Work to do
Lines containing "设他做对" are to be counted. Report the count alone.

[BEGIN Available data]

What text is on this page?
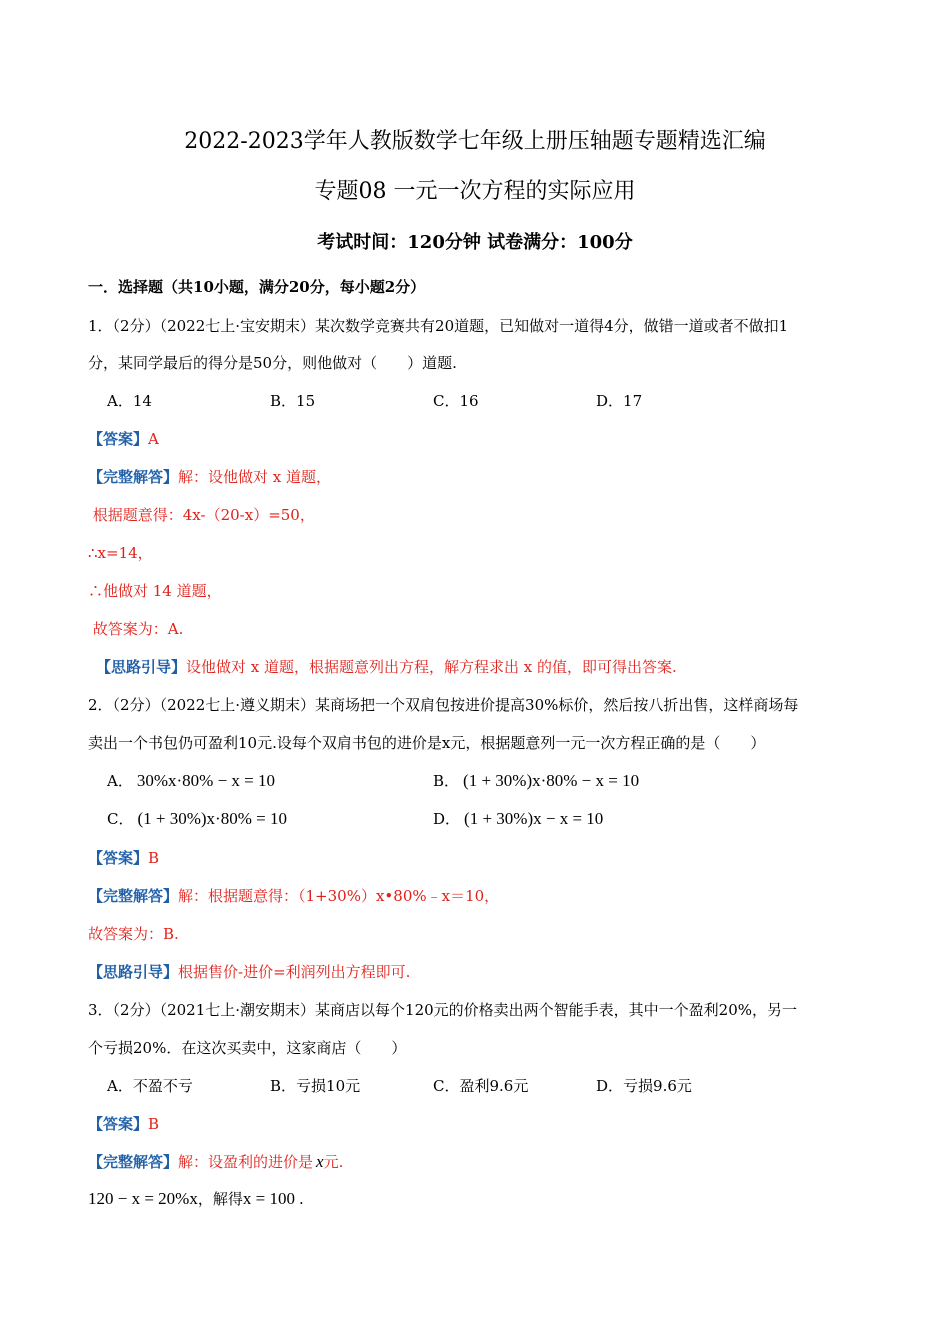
2022-2023学年人教版数学七年级上册压轴题专题精选汇编
专题08 一元一次方程的实际应用
考试时间：120分钟 试卷满分：100分
一．选择题（共10小题，满分20分，每小题2分）
1．（2分）（2022七上·宝安期末）某次数学竞赛共有20道题，已知做对一道得4分，做错一道或者不做扣1
分，某同学最后的得分是50分，则他做对（　　）道题.
A．14	B．15	C．16	D．17
【答案】A
【完整解答】解：设他做对 x 道题，
根据题意得：4x-（20-x）=50，
∴x=14，
∴他做对 14 道题，
故答案为：A.
【思路引导】设他做对 x 道题，根据题意列出方程，解方程求出 x 的值，即可得出答案.
2．（2分）（2022七上·遵义期末）某商场把一个双肩包按进价提高30%标价，然后按八折出售，这样商场每
卖出一个书包仍可盈利10元.设每个双肩书包的进价是x元，根据题意列一元一次方程正确的是（　　）
A． 30%x·80% − x = 10	B． (1 + 30%)x·80% − x = 10
C． (1 + 30%)x·80% = 10	D． (1 + 30%)x − x = 10
【答案】B
【完整解答】解：根据题意得：（1+30%）x•80%﹣x＝10，
故答案为：B.
【思路引导】根据售价-进价=利润列出方程即可.
3．（2分）（2021七上·潮安期末）某商店以每个120元的价格卖出两个智能手表，其中一个盈利20%，另一
个亏损20%．在这次买卖中，这家商店（　　）
A．不盈不亏	B．亏损10元	C．盈利9.6元	D．亏损9.6元
【答案】B
【完整解答】解：设盈利的进价是 x元.
120 − x = 20%x，解得x = 100 .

[END Available data]

Solved exercise
2